=== WHAT YOU HAVE TO DO ===
Drop the pictures from the entries below, then reproduce the rest exactly.
begin EXERCISE MATERIALS
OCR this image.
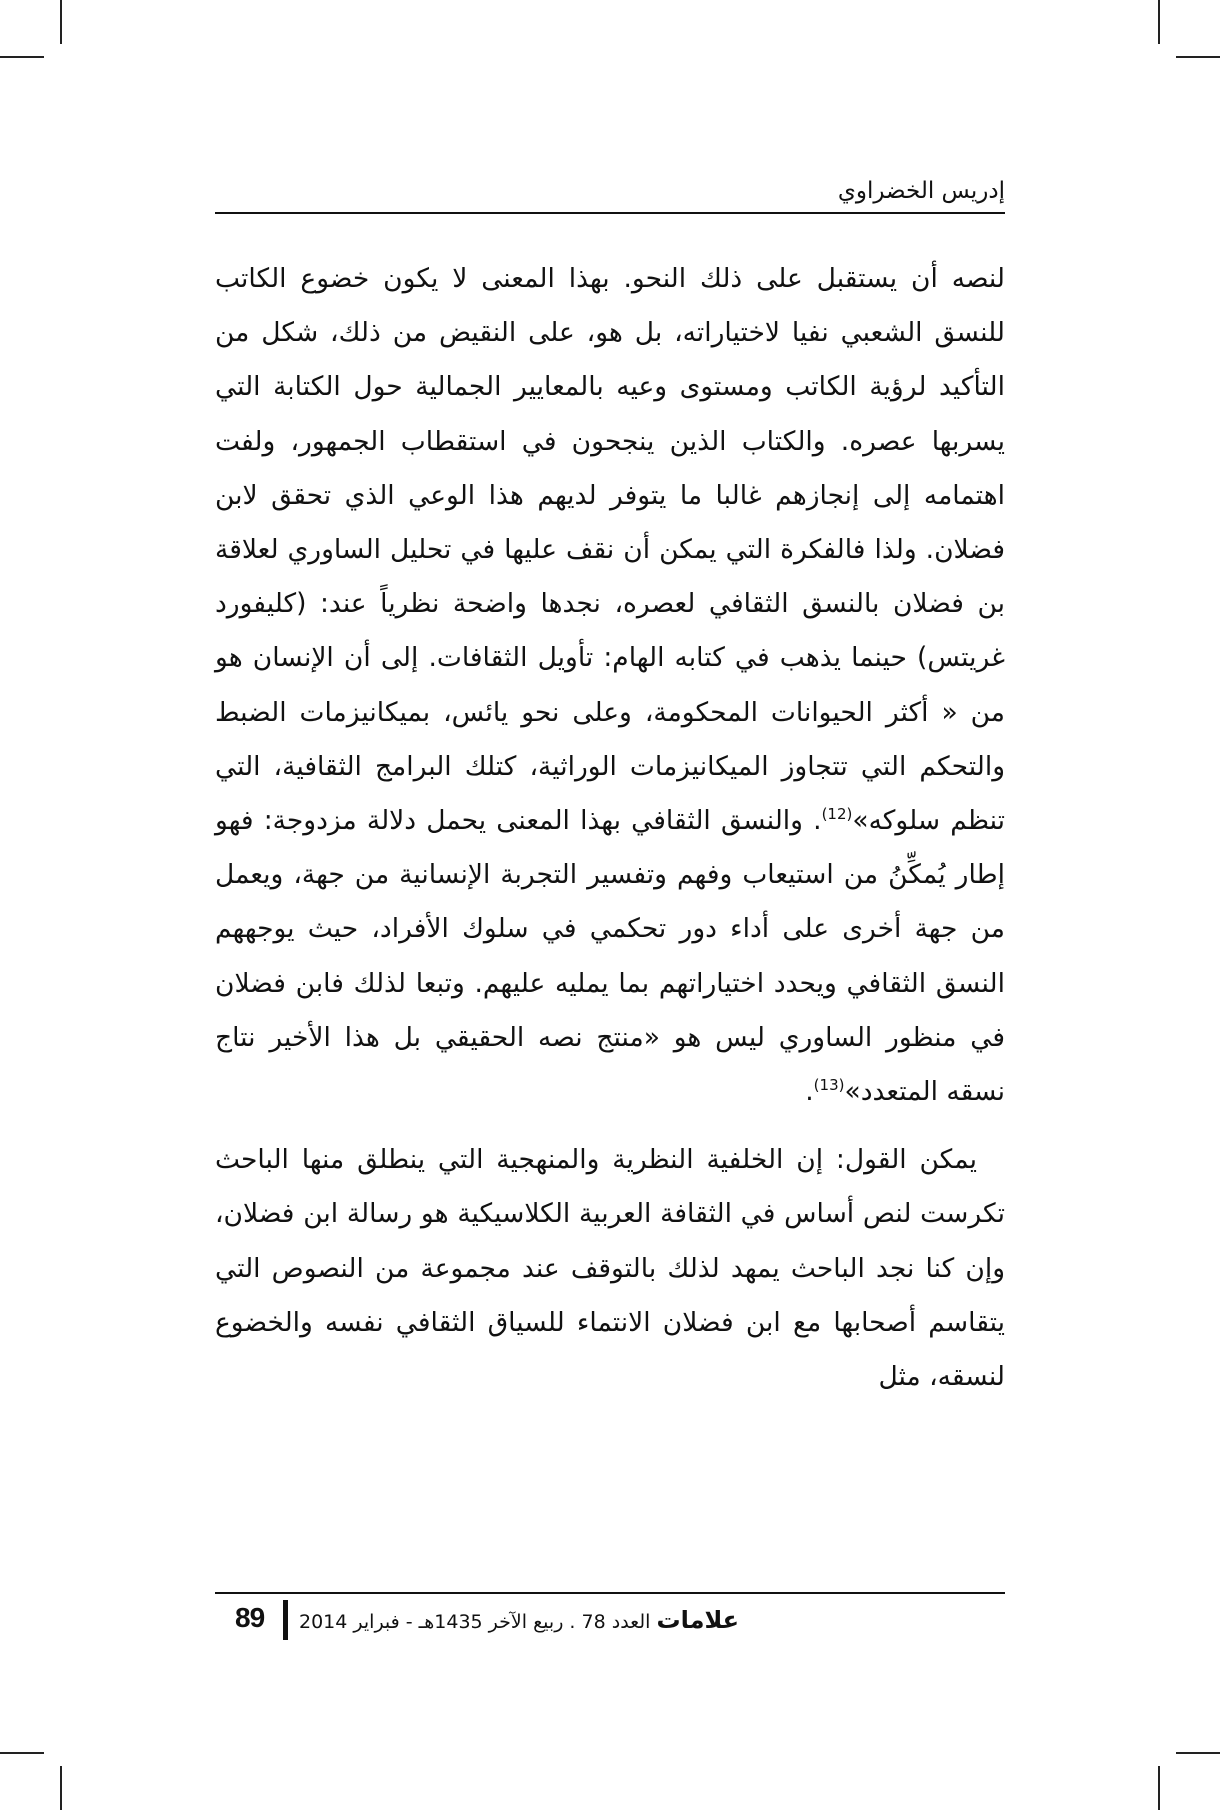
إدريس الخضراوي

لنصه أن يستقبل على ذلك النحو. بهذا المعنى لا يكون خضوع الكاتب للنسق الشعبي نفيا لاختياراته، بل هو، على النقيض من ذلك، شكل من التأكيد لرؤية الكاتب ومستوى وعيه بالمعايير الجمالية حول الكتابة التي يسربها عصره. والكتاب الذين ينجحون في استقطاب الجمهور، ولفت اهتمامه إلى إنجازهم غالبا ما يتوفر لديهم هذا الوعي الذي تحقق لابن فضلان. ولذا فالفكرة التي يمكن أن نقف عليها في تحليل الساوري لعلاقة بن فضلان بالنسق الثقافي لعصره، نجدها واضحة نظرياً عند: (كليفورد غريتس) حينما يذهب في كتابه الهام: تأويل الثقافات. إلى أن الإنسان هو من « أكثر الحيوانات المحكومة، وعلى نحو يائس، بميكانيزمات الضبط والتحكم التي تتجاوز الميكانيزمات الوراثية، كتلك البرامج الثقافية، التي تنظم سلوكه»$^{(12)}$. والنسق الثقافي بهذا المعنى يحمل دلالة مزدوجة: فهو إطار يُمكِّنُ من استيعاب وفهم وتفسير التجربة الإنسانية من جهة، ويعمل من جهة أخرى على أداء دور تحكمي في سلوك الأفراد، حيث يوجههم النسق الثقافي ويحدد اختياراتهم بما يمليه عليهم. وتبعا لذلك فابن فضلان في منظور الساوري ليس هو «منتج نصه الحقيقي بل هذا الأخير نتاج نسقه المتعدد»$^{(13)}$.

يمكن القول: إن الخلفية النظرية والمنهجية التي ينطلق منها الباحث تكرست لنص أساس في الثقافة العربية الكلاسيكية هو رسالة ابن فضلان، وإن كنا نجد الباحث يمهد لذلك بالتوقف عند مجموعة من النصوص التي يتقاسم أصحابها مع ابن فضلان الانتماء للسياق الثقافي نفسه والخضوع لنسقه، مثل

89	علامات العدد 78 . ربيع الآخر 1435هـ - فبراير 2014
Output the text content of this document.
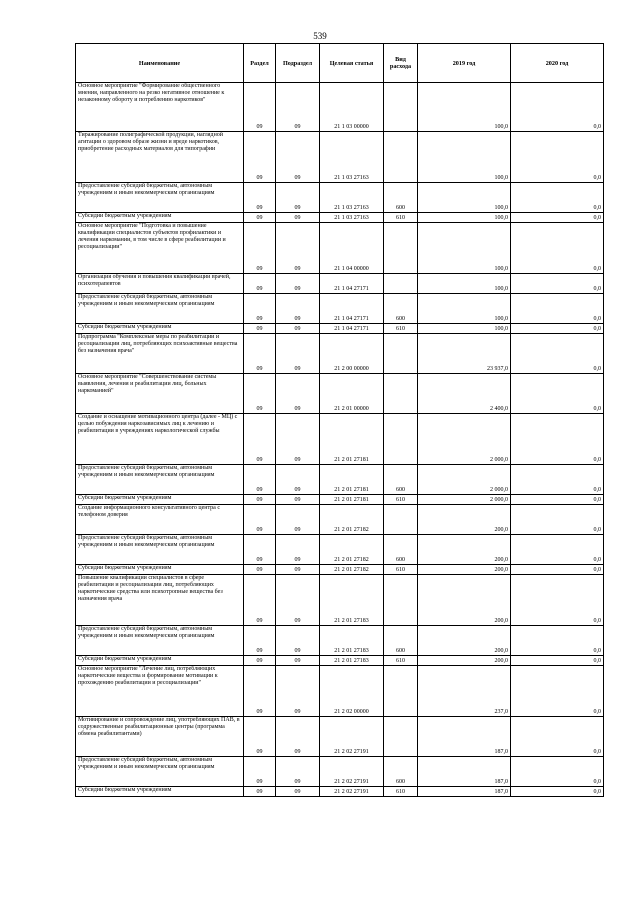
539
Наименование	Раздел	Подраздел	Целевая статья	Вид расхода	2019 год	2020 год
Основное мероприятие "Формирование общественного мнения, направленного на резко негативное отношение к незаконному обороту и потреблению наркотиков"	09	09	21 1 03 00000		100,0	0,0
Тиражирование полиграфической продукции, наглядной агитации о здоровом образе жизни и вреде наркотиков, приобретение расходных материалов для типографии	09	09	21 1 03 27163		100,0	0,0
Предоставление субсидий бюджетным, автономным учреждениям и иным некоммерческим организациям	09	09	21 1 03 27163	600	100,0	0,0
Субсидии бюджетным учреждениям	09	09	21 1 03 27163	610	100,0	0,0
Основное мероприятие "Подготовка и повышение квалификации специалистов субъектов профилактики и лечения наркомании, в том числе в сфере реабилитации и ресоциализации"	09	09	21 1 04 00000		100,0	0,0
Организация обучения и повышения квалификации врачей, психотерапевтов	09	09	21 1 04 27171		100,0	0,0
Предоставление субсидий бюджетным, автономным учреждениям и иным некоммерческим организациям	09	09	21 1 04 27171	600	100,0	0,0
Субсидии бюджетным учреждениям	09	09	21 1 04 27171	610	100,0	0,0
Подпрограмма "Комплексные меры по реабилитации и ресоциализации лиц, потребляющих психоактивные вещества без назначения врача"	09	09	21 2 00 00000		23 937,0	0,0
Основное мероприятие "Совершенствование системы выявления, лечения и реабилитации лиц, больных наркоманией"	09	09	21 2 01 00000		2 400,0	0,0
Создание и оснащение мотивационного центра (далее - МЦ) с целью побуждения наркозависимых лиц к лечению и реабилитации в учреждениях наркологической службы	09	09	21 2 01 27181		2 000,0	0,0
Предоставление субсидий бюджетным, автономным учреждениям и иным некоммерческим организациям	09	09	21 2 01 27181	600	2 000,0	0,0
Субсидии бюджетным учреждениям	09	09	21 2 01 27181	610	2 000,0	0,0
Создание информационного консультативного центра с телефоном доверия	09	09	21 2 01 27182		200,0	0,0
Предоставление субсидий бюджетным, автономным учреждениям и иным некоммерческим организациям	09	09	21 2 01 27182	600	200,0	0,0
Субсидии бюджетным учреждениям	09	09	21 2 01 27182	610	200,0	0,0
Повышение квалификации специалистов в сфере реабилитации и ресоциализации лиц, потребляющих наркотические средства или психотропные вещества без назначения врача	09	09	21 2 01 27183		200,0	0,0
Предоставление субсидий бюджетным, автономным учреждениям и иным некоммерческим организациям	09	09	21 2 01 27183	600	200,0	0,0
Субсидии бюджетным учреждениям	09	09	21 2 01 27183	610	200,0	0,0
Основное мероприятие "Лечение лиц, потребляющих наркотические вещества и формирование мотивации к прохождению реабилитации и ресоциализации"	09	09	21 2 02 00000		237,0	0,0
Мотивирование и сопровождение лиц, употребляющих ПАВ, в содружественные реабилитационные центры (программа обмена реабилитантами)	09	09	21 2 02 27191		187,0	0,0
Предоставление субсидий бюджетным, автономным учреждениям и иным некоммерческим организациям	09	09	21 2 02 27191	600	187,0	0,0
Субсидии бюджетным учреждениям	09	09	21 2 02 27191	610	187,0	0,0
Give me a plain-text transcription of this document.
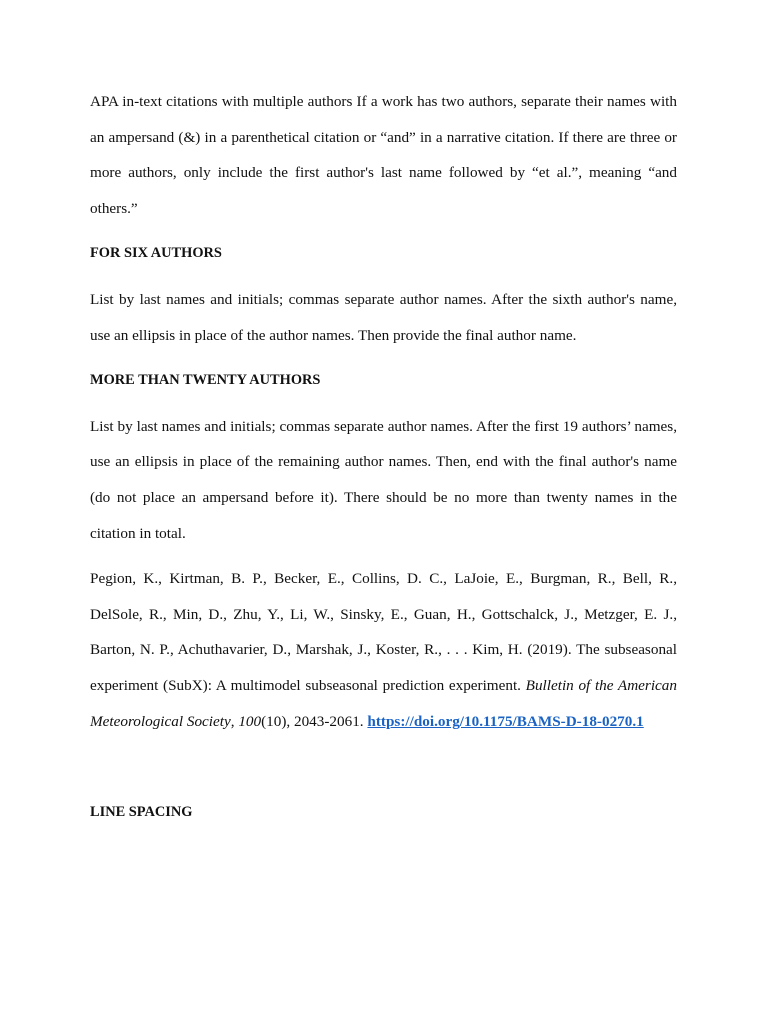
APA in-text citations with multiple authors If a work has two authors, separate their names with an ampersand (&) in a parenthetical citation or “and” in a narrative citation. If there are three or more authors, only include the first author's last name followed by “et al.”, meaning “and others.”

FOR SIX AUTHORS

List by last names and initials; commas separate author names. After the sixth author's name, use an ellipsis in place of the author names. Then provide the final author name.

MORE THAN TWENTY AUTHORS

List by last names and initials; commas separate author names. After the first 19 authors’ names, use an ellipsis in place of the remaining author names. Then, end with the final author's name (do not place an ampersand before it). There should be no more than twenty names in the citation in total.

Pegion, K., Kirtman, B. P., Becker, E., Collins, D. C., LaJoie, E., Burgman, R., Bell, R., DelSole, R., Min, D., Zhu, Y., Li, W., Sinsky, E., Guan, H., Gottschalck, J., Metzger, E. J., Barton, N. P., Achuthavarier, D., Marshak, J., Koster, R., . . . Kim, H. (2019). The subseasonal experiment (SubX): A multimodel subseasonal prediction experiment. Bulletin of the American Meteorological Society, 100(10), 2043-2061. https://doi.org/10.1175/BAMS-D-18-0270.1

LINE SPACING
end EXERCISE MATERIALS
=== RESULT ===
OCR this image.
إدريس الخضراوي

لنصه أن يستقبل على ذلك النحو. بهذا المعنى لا يكون خضوع الكاتب للنسق الشعبي نفيا لاختياراته، بل هو، على النقيض من ذلك، شكل من التأكيد لرؤية الكاتب ومستوى وعيه بالمعايير الجمالية حول الكتابة التي يسربها عصره. والكتاب الذين ينجحون في استقطاب الجمهور، ولفت اهتمامه إلى إنجازهم غالبا ما يتوفر لديهم هذا الوعي الذي تحقق لابن فضلان. ولذا فالفكرة التي يمكن أن نقف عليها في تحليل الساوري لعلاقة بن فضلان بالنسق الثقافي لعصره، نجدها واضحة نظرياً عند: (كليفورد غريتس) حينما يذهب في كتابه الهام: تأويل الثقافات. إلى أن الإنسان هو من « أكثر الحيوانات المحكومة، وعلى نحو يائس، بميكانيزمات الضبط والتحكم التي تتجاوز الميكانيزمات الوراثية، كتلك البرامج الثقافية، التي تنظم سلوكه»$^{(12)}$. والنسق الثقافي بهذا المعنى يحمل دلالة مزدوجة: فهو إطار يُمكِّنُ من استيعاب وفهم وتفسير التجربة الإنسانية من جهة، ويعمل من جهة أخرى على أداء دور تحكمي في سلوك الأفراد، حيث يوجههم النسق الثقافي ويحدد اختياراتهم بما يمليه عليهم. وتبعا لذلك فابن فضلان في منظور الساوري ليس هو «منتج نصه الحقيقي بل هذا الأخير نتاج نسقه المتعدد»$^{(13)}$.

يمكن القول: إن الخلفية النظرية والمنهجية التي ينطلق منها الباحث تكرست لنص أساس في الثقافة العربية الكلاسيكية هو رسالة ابن فضلان، وإن كنا نجد الباحث يمهد لذلك بالتوقف عند مجموعة من النصوص التي يتقاسم أصحابها مع ابن فضلان الانتماء للسياق الثقافي نفسه والخضوع لنسقه، مثل

89	علامات العدد 78 . ربيع الآخر 1435هـ - فبراير 2014
Output the text content of this document.
539
Наименование	Раздел	Подраздел	Целевая статья	Вид расхода	2019 год	2020 год
Основное мероприятие "Формирование общественного мнения, направленного на резко негативное отношение к незаконному обороту и потреблению наркотиков"	09	09	21 1 03 00000		100,0	0,0
Тиражирование полиграфической продукции, наглядной агитации о здоровом образе жизни и вреде наркотиков, приобретение расходных материалов для типографии	09	09	21 1 03 27163		100,0	0,0
Предоставление субсидий бюджетным, автономным учреждениям и иным некоммерческим организациям	09	09	21 1 03 27163	600	100,0	0,0
Субсидии бюджетным учреждениям	09	09	21 1 03 27163	610	100,0	0,0
Основное мероприятие "Подготовка и повышение квалификации специалистов субъектов профилактики и лечения наркомании, в том числе в сфере реабилитации и ресоциализации"	09	09	21 1 04 00000		100,0	0,0
Организация обучения и повышения квалификации врачей, психотерапевтов	09	09	21 1 04 27171		100,0	0,0
Предоставление субсидий бюджетным, автономным учреждениям и иным некоммерческим организациям	09	09	21 1 04 27171	600	100,0	0,0
Субсидии бюджетным учреждениям	09	09	21 1 04 27171	610	100,0	0,0
Подпрограмма "Комплексные меры по реабилитации и ресоциализации лиц, потребляющих психоактивные вещества без назначения врача"	09	09	21 2 00 00000		23 937,0	0,0
Основное мероприятие "Совершенствование системы выявления, лечения и реабилитации лиц, больных наркоманией"	09	09	21 2 01 00000		2 400,0	0,0
Создание и оснащение мотивационного центра (далее - МЦ) с целью побуждения наркозависимых лиц к лечению и реабилитации в учреждениях наркологической службы	09	09	21 2 01 27181		2 000,0	0,0
Предоставление субсидий бюджетным, автономным учреждениям и иным некоммерческим организациям	09	09	21 2 01 27181	600	2 000,0	0,0
Субсидии бюджетным учреждениям	09	09	21 2 01 27181	610	2 000,0	0,0
Создание информационного консультативного центра с телефоном доверия	09	09	21 2 01 27182		200,0	0,0
Предоставление субсидий бюджетным, автономным учреждениям и иным некоммерческим организациям	09	09	21 2 01 27182	600	200,0	0,0
Субсидии бюджетным учреждениям	09	09	21 2 01 27182	610	200,0	0,0
Повышение квалификации специалистов в сфере реабилитации и ресоциализации лиц, потребляющих наркотические средства или психотропные вещества без назначения врача	09	09	21 2 01 27183		200,0	0,0
Предоставление субсидий бюджетным, автономным учреждениям и иным некоммерческим организациям	09	09	21 2 01 27183	600	200,0	0,0
Субсидии бюджетным учреждениям	09	09	21 2 01 27183	610	200,0	0,0
Основное мероприятие "Лечение лиц, потребляющих наркотические вещества и формирование мотивации к прохождению реабилитации и ресоциализации"	09	09	21 2 02 00000		237,0	0,0
Мотивирование и сопровождение лиц, употребляющих ПАВ, в содружественные реабилитационные центры (программа обмена реабилитантами)	09	09	21 2 02 27191		187,0	0,0
Предоставление субсидий бюджетным, автономным учреждениям и иным некоммерческим организациям	09	09	21 2 02 27191	600	187,0	0,0
Субсидии бюджетным учреждениям	09	09	21 2 02 27191	610	187,0	0,0
Give me a plain-text transcription of this document.
APA in-text citations with multiple authors If a work has two authors, separate their names with an ampersand (&) in a parenthetical citation or “and” in a narrative citation. If there are three or more authors, only include the first author's last name followed by “et al.”, meaning “and others.”

FOR SIX AUTHORS

List by last names and initials; commas separate author names. After the sixth author's name, use an ellipsis in place of the author names. Then provide the final author name.

MORE THAN TWENTY AUTHORS

List by last names and initials; commas separate author names. After the first 19 authors’ names, use an ellipsis in place of the remaining author names. Then, end with the final author's name (do not place an ampersand before it). There should be no more than twenty names in the citation in total.

Pegion, K., Kirtman, B. P., Becker, E., Collins, D. C., LaJoie, E., Burgman, R., Bell, R., DelSole, R., Min, D., Zhu, Y., Li, W., Sinsky, E., Guan, H., Gottschalck, J., Metzger, E. J., Barton, N. P., Achuthavarier, D., Marshak, J., Koster, R., . . . Kim, H. (2019). The subseasonal experiment (SubX): A multimodel subseasonal prediction experiment. Bulletin of the American Meteorological Society, 100(10), 2043-2061. https://doi.org/10.1175/BAMS-D-18-0270.1

LINE SPACING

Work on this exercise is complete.